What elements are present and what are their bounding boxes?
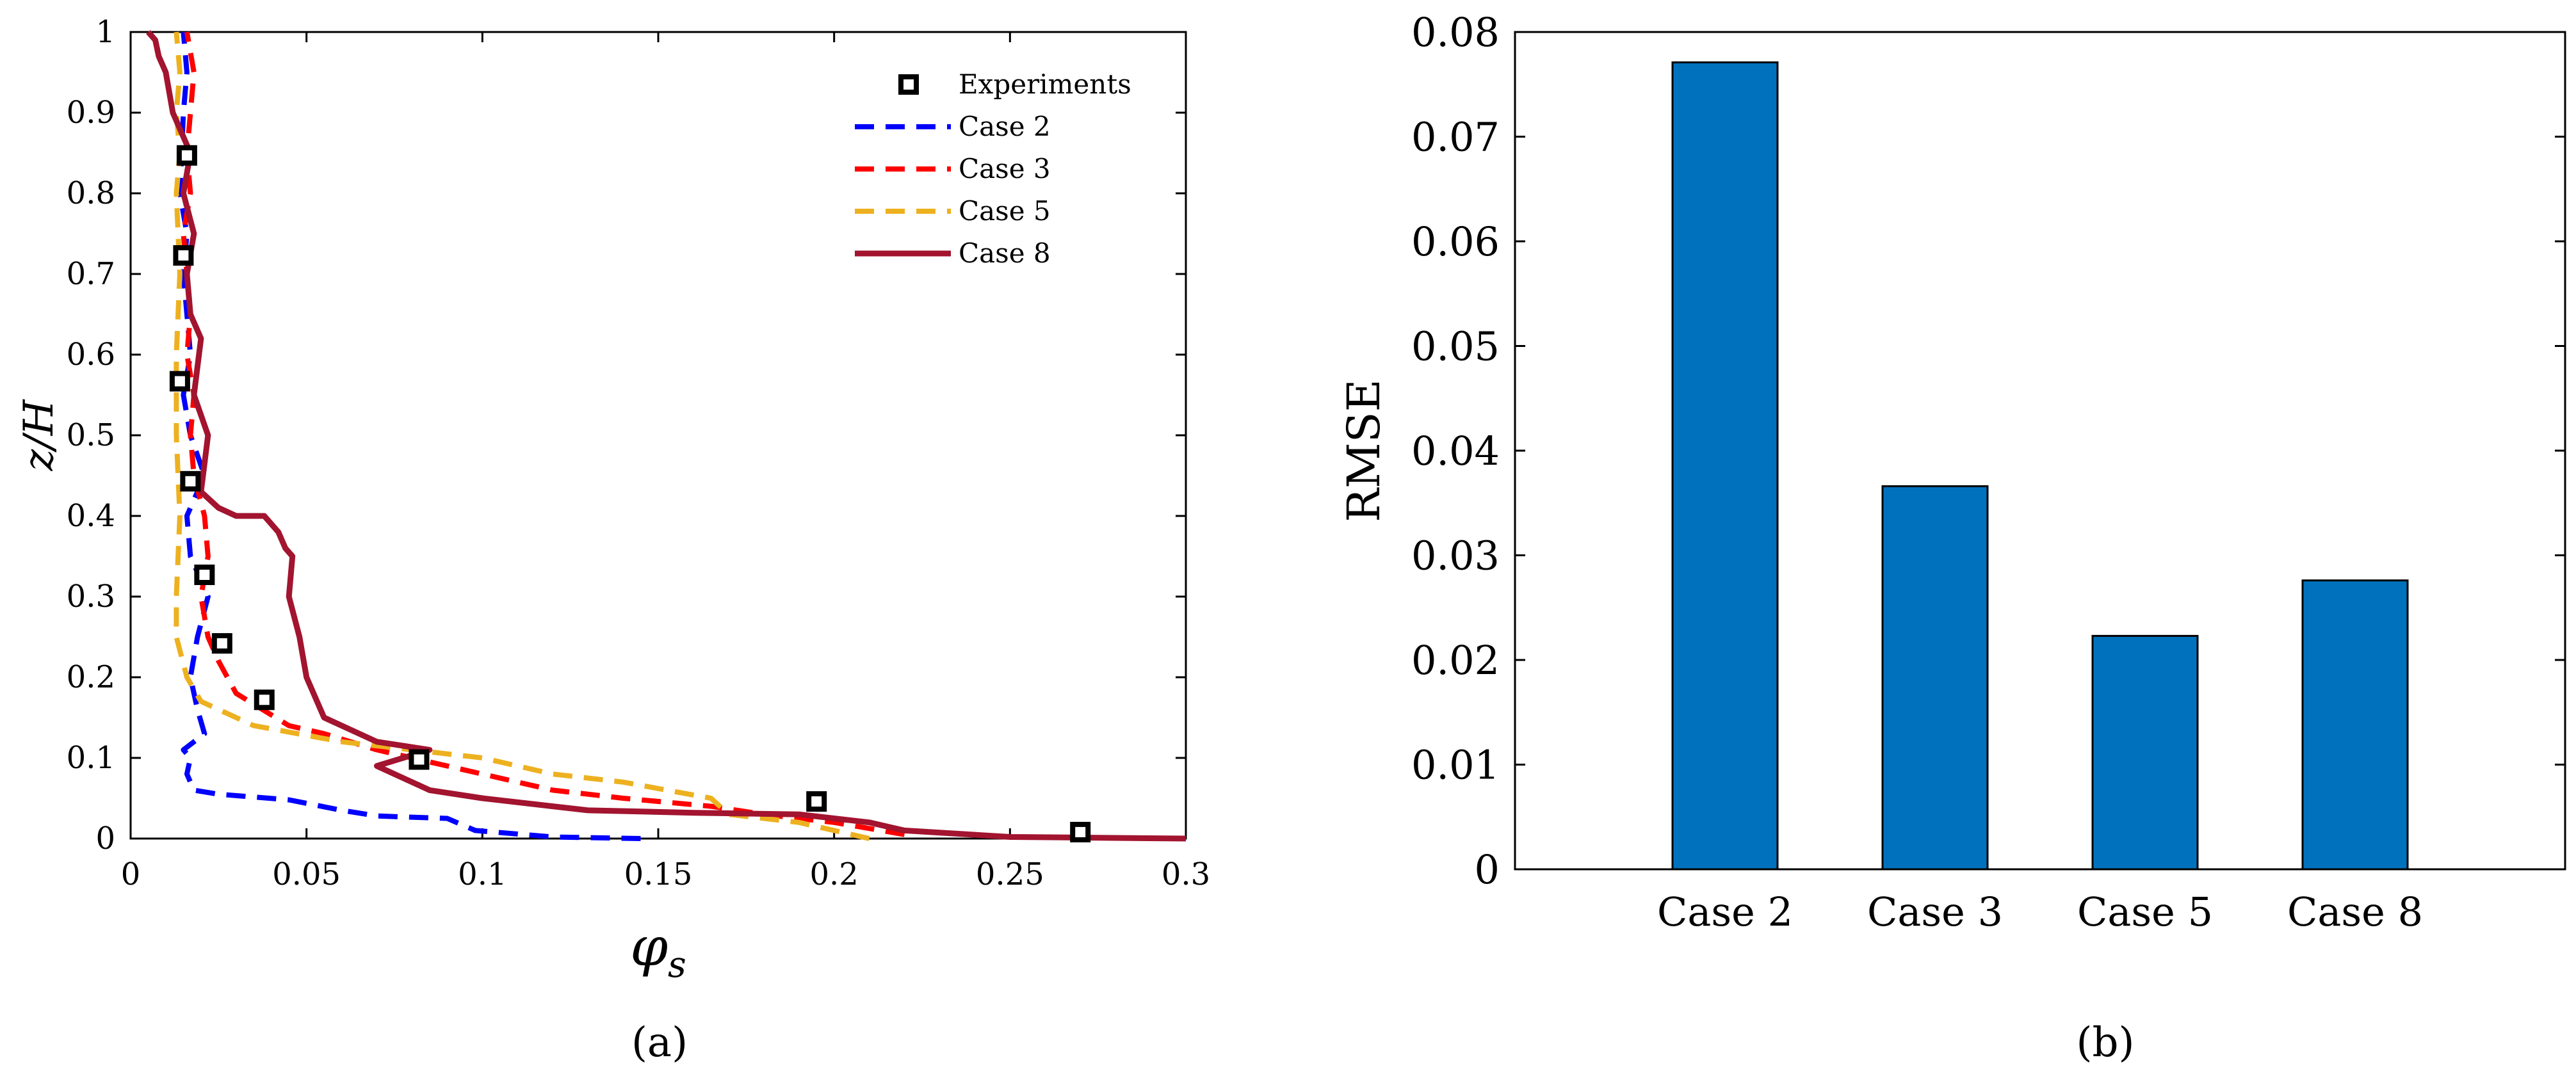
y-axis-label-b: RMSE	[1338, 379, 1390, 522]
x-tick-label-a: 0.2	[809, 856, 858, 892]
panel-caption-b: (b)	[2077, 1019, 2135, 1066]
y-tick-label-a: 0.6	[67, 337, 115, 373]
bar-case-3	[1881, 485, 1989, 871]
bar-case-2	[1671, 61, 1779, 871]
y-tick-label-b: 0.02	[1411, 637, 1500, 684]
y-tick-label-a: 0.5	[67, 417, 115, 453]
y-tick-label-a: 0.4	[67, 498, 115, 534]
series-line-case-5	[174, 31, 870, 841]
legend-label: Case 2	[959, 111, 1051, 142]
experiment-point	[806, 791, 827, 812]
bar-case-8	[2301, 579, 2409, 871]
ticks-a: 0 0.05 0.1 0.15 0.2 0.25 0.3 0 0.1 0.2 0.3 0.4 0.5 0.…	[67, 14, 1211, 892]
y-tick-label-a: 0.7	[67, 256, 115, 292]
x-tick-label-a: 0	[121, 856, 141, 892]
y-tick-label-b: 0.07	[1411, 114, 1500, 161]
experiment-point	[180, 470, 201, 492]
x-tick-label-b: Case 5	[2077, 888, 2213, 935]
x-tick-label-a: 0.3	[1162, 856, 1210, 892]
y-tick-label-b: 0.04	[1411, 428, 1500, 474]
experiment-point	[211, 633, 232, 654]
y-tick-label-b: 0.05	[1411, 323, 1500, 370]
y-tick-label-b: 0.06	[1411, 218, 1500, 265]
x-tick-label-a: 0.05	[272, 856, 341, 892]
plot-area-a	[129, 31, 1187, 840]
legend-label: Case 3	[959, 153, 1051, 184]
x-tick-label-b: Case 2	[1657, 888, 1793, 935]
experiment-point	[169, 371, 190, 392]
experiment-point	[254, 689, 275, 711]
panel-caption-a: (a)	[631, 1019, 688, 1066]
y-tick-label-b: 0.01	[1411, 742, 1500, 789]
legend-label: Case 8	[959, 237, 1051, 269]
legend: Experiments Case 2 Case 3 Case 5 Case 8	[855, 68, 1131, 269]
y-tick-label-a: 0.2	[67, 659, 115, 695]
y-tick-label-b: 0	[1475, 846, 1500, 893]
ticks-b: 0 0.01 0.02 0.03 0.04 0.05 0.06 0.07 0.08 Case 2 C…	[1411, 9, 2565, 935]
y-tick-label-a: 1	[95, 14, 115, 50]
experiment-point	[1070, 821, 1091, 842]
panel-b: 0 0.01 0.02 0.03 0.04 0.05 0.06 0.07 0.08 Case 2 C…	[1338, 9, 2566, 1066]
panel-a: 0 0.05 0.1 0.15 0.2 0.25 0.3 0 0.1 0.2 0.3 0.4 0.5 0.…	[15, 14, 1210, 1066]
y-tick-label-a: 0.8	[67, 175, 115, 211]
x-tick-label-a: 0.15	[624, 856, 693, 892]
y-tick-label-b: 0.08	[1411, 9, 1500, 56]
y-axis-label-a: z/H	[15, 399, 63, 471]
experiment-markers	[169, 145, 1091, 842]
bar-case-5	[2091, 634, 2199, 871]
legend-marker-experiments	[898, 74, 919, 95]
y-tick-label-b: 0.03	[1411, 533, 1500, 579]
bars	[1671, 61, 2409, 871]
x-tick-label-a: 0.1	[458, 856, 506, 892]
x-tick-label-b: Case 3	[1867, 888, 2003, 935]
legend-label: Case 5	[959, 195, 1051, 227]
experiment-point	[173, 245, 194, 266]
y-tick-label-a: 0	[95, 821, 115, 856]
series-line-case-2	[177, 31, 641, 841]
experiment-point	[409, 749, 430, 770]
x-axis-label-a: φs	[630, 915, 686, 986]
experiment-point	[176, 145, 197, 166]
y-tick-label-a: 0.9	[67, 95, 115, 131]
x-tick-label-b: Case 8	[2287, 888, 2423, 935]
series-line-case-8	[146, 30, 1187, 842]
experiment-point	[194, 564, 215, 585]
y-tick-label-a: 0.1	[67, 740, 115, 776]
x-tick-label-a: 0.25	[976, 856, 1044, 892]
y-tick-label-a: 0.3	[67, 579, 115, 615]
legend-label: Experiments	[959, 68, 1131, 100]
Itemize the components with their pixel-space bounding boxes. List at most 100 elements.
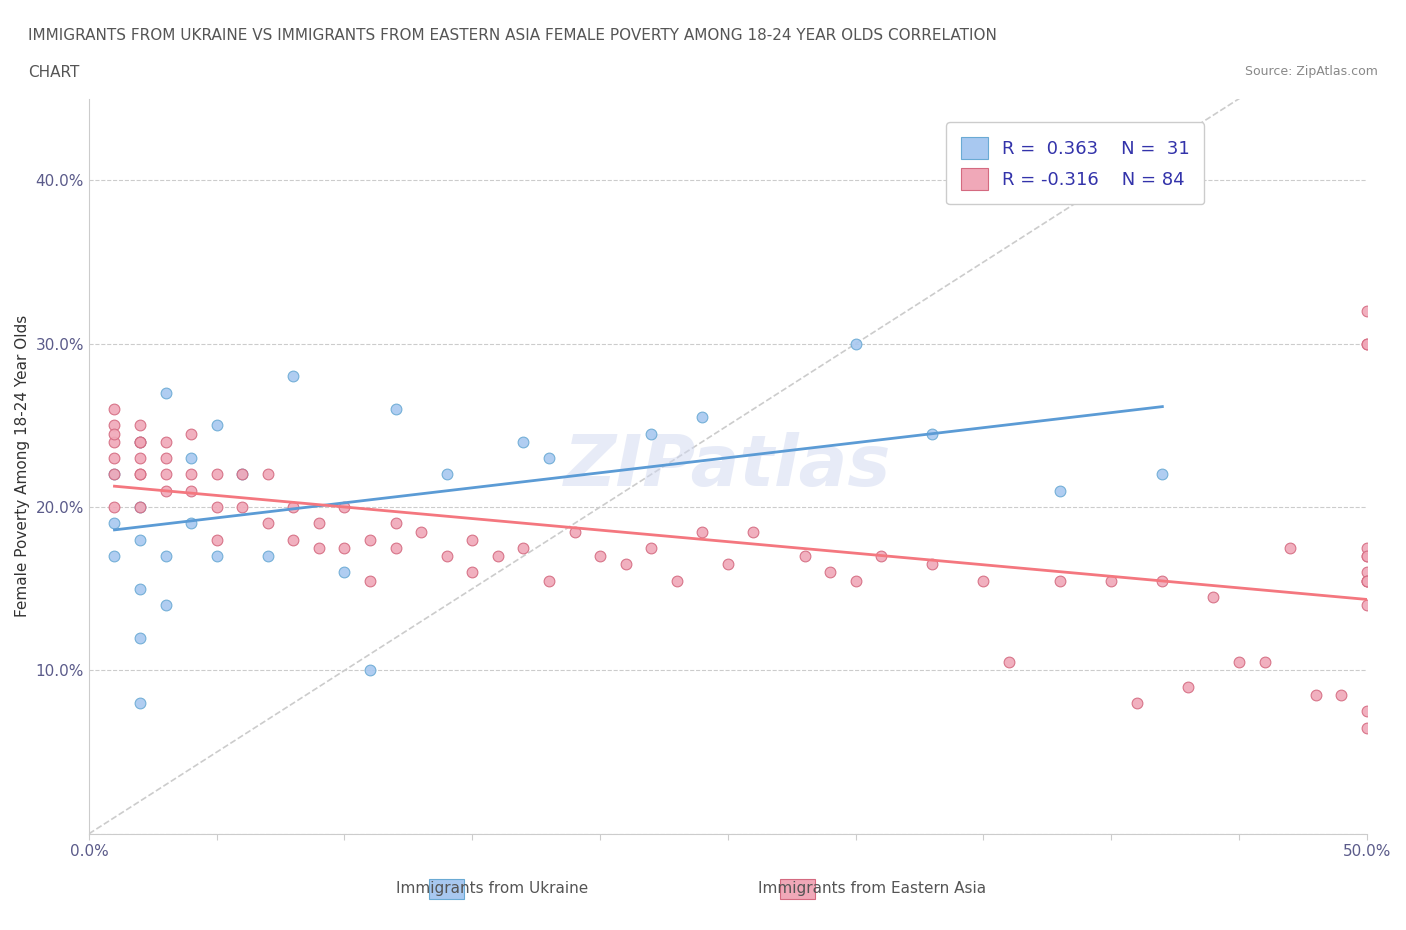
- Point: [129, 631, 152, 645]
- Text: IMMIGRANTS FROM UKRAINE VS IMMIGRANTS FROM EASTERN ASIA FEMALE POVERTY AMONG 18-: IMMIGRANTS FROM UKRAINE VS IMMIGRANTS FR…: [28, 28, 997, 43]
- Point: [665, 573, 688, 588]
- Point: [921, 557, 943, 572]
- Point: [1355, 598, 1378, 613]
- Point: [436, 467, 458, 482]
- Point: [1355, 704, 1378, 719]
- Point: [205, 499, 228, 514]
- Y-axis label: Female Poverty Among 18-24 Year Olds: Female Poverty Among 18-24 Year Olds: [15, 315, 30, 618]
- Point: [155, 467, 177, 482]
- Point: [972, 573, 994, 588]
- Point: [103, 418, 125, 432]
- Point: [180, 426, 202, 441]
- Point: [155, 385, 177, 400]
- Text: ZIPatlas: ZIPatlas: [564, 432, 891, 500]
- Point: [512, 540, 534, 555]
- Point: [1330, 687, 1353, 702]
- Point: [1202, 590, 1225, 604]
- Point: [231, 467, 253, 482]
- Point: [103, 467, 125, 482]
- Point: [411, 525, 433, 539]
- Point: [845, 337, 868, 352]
___
### [Required work]
Gather every line of the items above that contains the word "caption", matching its case exactly.

### [Final answer]
panel-caption-b: (b)	[2077, 1019, 2135, 1066]
panel-caption-a: (a)	[631, 1019, 688, 1066]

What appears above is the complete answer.